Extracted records
++++++++++++++++++++
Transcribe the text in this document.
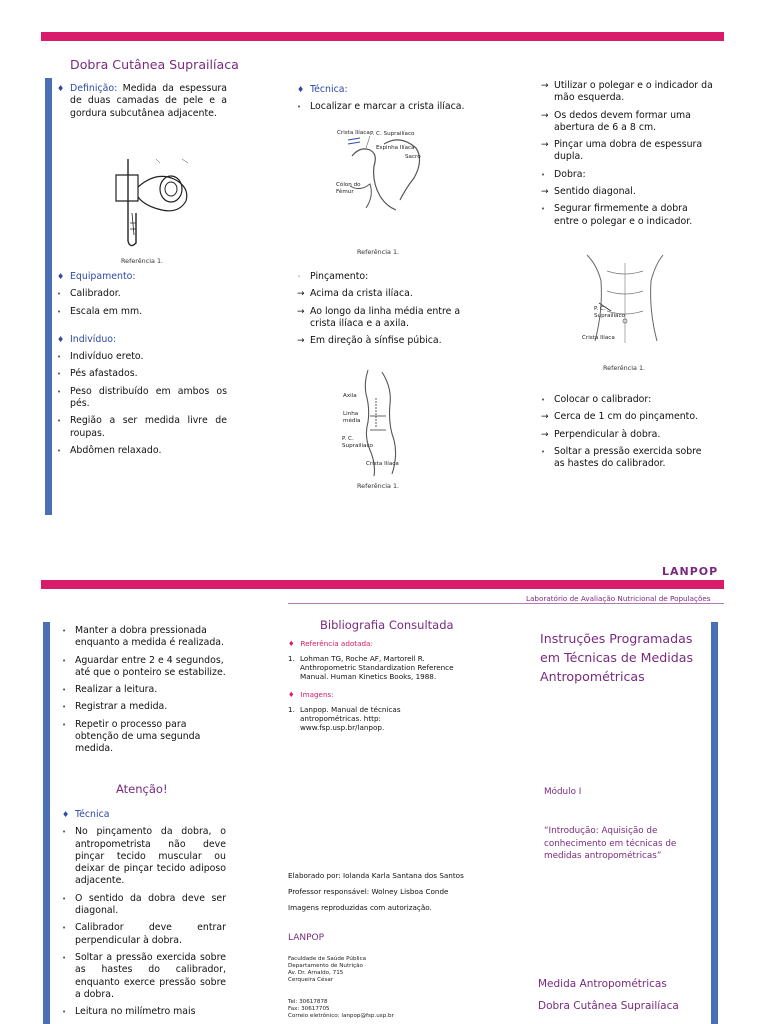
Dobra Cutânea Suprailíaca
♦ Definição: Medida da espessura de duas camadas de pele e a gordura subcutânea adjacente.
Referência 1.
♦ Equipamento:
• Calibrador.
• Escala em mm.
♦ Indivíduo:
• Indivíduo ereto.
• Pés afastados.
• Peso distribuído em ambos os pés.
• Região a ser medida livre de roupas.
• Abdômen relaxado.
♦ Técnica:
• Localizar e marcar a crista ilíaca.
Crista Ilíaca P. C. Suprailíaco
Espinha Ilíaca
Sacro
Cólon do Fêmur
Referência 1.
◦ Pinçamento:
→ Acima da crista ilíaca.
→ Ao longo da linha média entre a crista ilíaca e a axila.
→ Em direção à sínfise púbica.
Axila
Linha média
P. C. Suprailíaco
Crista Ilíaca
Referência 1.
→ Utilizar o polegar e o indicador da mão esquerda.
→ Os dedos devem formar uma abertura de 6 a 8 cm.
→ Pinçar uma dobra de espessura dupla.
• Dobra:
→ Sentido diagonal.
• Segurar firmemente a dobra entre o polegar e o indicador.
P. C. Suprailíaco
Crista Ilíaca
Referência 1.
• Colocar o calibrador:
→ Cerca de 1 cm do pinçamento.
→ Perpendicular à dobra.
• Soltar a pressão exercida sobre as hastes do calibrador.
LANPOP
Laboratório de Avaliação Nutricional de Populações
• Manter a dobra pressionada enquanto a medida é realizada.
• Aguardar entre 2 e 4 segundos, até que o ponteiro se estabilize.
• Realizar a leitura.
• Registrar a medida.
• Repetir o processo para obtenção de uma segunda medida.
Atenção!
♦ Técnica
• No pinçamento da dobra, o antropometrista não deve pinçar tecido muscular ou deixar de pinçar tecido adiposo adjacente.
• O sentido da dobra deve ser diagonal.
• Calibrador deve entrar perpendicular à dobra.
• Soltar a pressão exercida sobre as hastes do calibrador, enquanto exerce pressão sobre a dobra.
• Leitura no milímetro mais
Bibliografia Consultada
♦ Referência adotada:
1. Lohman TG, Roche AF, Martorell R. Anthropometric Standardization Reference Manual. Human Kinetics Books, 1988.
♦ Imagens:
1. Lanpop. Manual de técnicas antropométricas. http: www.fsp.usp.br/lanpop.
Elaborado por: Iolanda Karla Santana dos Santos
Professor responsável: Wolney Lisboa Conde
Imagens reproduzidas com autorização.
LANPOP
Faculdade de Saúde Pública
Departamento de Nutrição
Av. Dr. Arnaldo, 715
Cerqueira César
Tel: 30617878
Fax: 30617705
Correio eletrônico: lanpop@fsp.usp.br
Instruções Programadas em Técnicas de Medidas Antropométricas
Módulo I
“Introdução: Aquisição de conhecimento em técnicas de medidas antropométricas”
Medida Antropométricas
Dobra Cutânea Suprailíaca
++++++++++++++++++++
Task description
Copy out each line of the records where the string "sobre" appears.

Response below
• Soltar a pressão exercida sobre as hastes do calibrador.
• Soltar a pressão exercida sobre as hastes do calibrador, enquanto exerce pressão sobre a dobra.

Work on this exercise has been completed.